*WHAT YOU HAVE TO DO*:
Locate every line in the records below that holds the word "single" and return each one.

*SUPPLIED RECORDS*:
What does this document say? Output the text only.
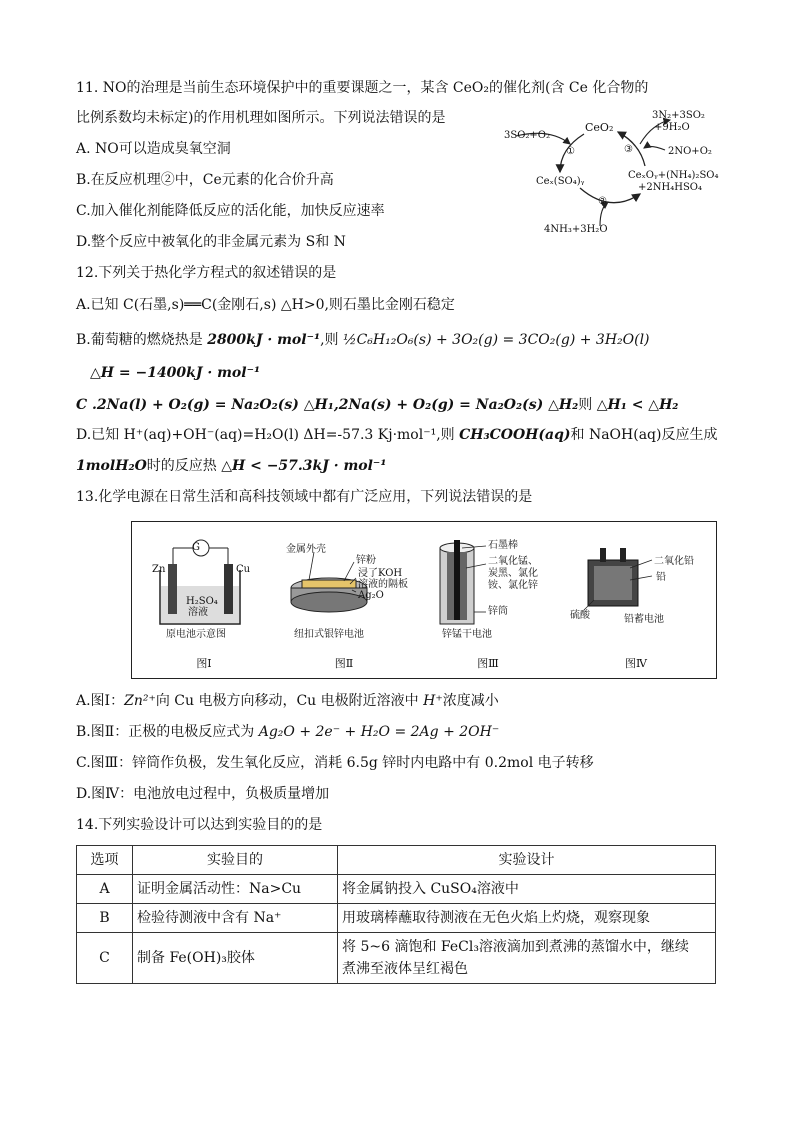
11. NO的治理是当前生态环境保护中的重要课题之一，某含 CeO₂的催化剂(含 Ce 化合物的
比例系数均未标定)的作用机理如图所示。下列说法错误的是
A. NO可以造成臭氧空洞
B.在反应机理②中，Ce元素的化合价升高
C.加入催化剂能降低反应的活化能，加快反应速率
D.整个反应中被氧化的非金属元素为 S和 N
CeO₂
3SO₂+O₂
①
Ceₓ(SO₄)ᵧ
②
4NH₃+3H₂O
CeₓOᵧ+(NH₄)₂SO₄
+2NH₄HSO₄
③	2NO+O₂
3N₂+3SO₂
+9H₂O
12.下列关于热化学方程式的叙述错误的是
A.已知 C(石墨,s)══C(金刚石,s) △H>0,则石墨比金刚石稳定
B.葡萄糖的燃烧热是 2800kJ · mol⁻¹,则 ½C₆H₁₂O₆(s) + 3O₂(g) = 3CO₂(g) + 3H₂O(l)
△H = −1400kJ · mol⁻¹
C .2Na(l) + O₂(g) = Na₂O₂(s) △H₁,2Na(s) + O₂(g) = Na₂O₂(s) △H₂则 △H₁ < △H₂
D.已知 H⁺(aq)+OH⁻(aq)=H₂O(l) ΔH=-57.3 Kj·mol⁻¹,则 CH₃COOH(aq)和 NaOH(aq)反应生成
1molH₂O时的反应热 △H < −57.3kJ · mol⁻¹
13.化学电源在日常生活和高科技领域中都有广泛应用，下列说法错误的是
G
Zn	Cu
H₂SO₄
溶液
原电池示意图
图Ⅰ
金属外壳
锌粉
浸了KOH
溶液的隔板
Ag₂O
纽扣式银锌电池
图Ⅱ
石墨棒
二氧化锰、
炭黑、氯化
铵、氯化锌
锌筒
锌锰干电池
图Ⅲ
二氧化铅
铅
硫酸	铅蓄电池
图Ⅳ
A.图Ⅰ：Zn²⁺向 Cu 电极方向移动，Cu 电极附近溶液中 H⁺浓度减小
B.图Ⅱ：正极的电极反应式为 Ag₂O + 2e⁻ + H₂O = 2Ag + 2OH⁻
C.图Ⅲ：锌筒作负极，发生氧化反应，消耗 6.5g 锌时内电路中有 0.2mol 电子转移
D.图Ⅳ：电池放电过程中，负极质量增加
14.下列实验设计可以达到实验目的的是
选项	实验目的	实验设计
A	证明金属活动性：Na>Cu	将金属钠投入 CuSO₄溶液中
B	检验待测液中含有 Na⁺	用玻璃棒蘸取待测液在无色火焰上灼烧，观察现象
C	制备 Fe(OH)₃胶体	将 5~6 滴饱和 FeCl₃溶液滴加到煮沸的蒸馏水中，继续
煮沸至液体呈红褐色
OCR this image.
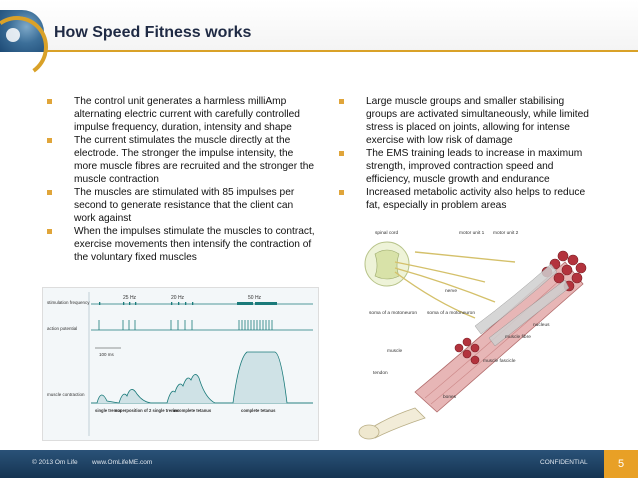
How Speed Fitness works
The control unit generates a harmless milliAmp alternating electric current with carefully controlled impulse frequency, duration, intensity and shape
The current stimulates the muscle directly at the electrode. The stronger the impulse intensity, the more muscle fibres are recruited and the stronger the muscle contraction
The muscles are stimulated with 85 impulses per second to generate resistance that the client can work against
When the impulses stimulate the muscles to contract, exercise movements then intensify the contraction of the voluntary fixed muscles
Large muscle groups and smaller stabilising groups are activated simultaneously, while limited stress is placed on joints, allowing for intense exercise with low risk of damage
The EMS training leads to increase in maximum strength, improved contraction speed and efficiency, muscle growth and endurance
Increased metabolic activity also helps to reduce fat, especially in problem areas
stimulation frequency
action potential
muscle contraction
25 Hz	20 Hz	50 Hz
100 ms
single tremor
superposition of 2 single tremor
incomplete tetanus	complete tetanus
spinal cord	motor unit 1 motor unit 2
nerve
soma of a motoneuron soma of a motoneuron
nucleus
muscle fibre
muscle
muscle fascicle
tendon
bones
© 2013 Om Life www.OmLifeME.com	CONFIDENTIAL	5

*ANSWER TO THIS EXERCISE*:
single tremor
superposition of 2 single tremor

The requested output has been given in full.